[BEGIN]

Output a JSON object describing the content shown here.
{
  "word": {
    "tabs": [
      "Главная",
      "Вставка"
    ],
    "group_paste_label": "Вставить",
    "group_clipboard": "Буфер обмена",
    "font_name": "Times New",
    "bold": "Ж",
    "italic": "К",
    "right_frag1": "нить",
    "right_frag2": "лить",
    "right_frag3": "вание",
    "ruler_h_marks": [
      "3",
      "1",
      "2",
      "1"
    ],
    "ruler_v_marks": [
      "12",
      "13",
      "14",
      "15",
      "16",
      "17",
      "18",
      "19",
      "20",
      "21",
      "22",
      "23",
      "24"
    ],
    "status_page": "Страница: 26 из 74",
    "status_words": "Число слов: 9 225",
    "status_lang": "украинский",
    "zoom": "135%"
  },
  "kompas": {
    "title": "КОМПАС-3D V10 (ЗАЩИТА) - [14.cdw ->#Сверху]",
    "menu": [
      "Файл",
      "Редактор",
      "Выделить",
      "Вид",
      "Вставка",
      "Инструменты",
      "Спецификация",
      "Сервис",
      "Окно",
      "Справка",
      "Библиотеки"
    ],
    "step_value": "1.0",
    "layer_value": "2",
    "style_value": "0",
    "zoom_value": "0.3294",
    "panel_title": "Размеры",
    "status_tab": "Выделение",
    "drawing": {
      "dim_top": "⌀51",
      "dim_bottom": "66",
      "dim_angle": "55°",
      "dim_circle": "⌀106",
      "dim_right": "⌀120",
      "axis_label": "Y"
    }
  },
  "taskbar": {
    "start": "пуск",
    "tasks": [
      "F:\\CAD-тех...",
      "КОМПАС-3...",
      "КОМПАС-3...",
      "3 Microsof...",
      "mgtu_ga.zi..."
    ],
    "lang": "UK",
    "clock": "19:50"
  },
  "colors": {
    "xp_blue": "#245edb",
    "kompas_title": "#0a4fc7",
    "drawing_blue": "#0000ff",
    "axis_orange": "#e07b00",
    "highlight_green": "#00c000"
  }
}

[END]

• WRITTEN EXERCISE: Can you give every line above again, exactly as written?

• ANSWER FOR THE TASK:
Output a JSON object describing the content shown here.
{
  "word": {
    "tabs": [
      "Главная",
      "Вставка"
    ],
    "group_paste_label": "Вставить",
    "group_clipboard": "Буфер обмена",
    "font_name": "Times New",
    "bold": "Ж",
    "italic": "К",
    "right_frag1": "нить",
    "right_frag2": "лить",
    "right_frag3": "вание",
    "ruler_h_marks": [
      "3",
      "1",
      "2",
      "1"
    ],
    "ruler_v_marks": [
      "12",
      "13",
      "14",
      "15",
      "16",
      "17",
      "18",
      "19",
      "20",
      "21",
      "22",
      "23",
      "24"
    ],
    "status_page": "Страница: 26 из 74",
    "status_words": "Число слов: 9 225",
    "status_lang": "украинский",
    "zoom": "135%"
  },
  "kompas": {
    "title": "КОМПАС-3D V10 (ЗАЩИТА) - [14.cdw ->#Сверху]",
    "menu": [
      "Файл",
      "Редактор",
      "Выделить",
      "Вид",
      "Вставка",
      "Инструменты",
      "Спецификация",
      "Сервис",
      "Окно",
      "Справка",
      "Библиотеки"
    ],
    "step_value": "1.0",
    "layer_value": "2",
    "style_value": "0",
    "zoom_value": "0.3294",
    "panel_title": "Размеры",
    "status_tab": "Выделение",
    "drawing": {
      "dim_top": "⌀51",
      "dim_bottom": "66",
      "dim_angle": "55°",
      "dim_circle": "⌀106",
      "dim_right": "⌀120",
      "axis_label": "Y"
    }
  },
  "taskbar": {
    "start": "пуск",
    "tasks": [
      "F:\\CAD-тех...",
      "КОМПАС-3...",
      "КОМПАС-3...",
      "3 Microsof...",
      "mgtu_ga.zi..."
    ],
    "lang": "UK",
    "clock": "19:50"
  },
  "colors": {
    "xp_blue": "#245edb",
    "kompas_title": "#0a4fc7",
    "drawing_blue": "#0000ff",
    "axis_orange": "#e07b00",
    "highlight_green": "#00c000"
  }
}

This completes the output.